### [WRITTEN TASK]
Write out the records beneath this line exactly as they appear, minus any images.

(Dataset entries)
# # #

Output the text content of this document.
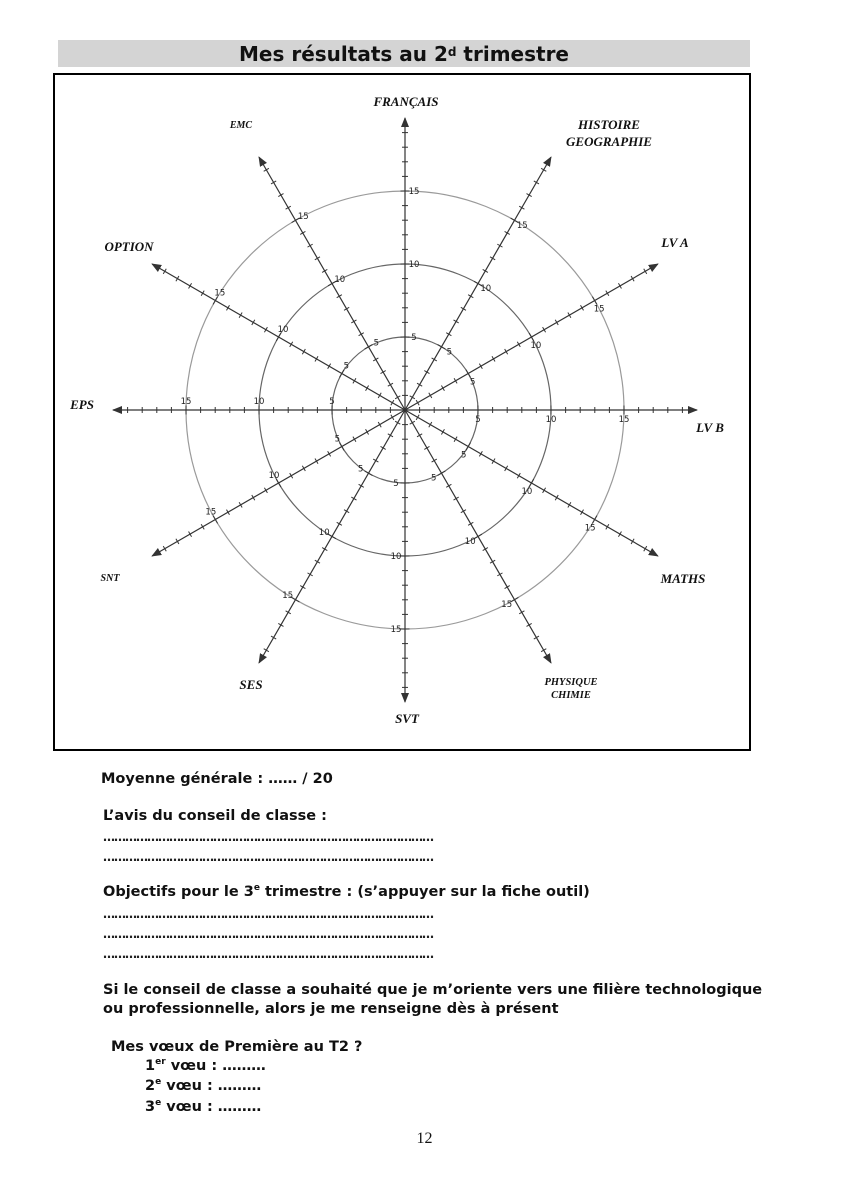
Mes résultats au 2$^d$ trimestre
5
10
15
5
10
15
5
10
15
5	10	15
5
10
15
5
10
15
5
10
15
5
10
15
5
10
15
5
10
15
5
10
15
5
10
15
FRANÇAIS
HISTOIRE
GEOGRAPHIE
LV A
LV B
MATHS
PHYSIQUE
CHIMIE
SVT
SES
SNT
EPS
OPTION
EMC
Moyenne générale : …… / 20
L’avis du conseil de classe :
………………………………………………………………………………
………………………………………………………………………………
Objectifs pour le 3e trimestre : (s’appuyer sur la fiche outil)
………………………………………………………………………………
………………………………………………………………………………
………………………………………………………………………………
Si le conseil de classe a souhaité que je m’oriente vers une filière technologique
ou professionnelle, alors je me renseigne dès à présent
Mes vœux de Première au T2 ?
1er vœu : ………
2e vœu : ………
3e vœu : ………
12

# # #

### [OUTPUT OF THE TASK]
Output the text content of this document.
Mes résultats au 2$^d$ trimestre
5
10
15
5
10
15
5
10
15
5	10	15
5
10
15
5
10
15
5
10
15
5
10
15
5
10
15
5
10
15
5
10
15
5
10
15
FRANÇAIS
HISTOIRE
GEOGRAPHIE
LV A
LV B
MATHS
PHYSIQUE
CHIMIE
SVT
SES
SNT
EPS
OPTION
EMC
Moyenne générale : …… / 20
L’avis du conseil de classe :
………………………………………………………………………………
………………………………………………………………………………
Objectifs pour le 3e trimestre : (s’appuyer sur la fiche outil)
………………………………………………………………………………
………………………………………………………………………………
………………………………………………………………………………
Si le conseil de classe a souhaité que je m’oriente vers une filière technologique
ou professionnelle, alors je me renseigne dès à présent
Mes vœux de Première au T2 ?
1er vœu : ………
2e vœu : ………
3e vœu : ………
12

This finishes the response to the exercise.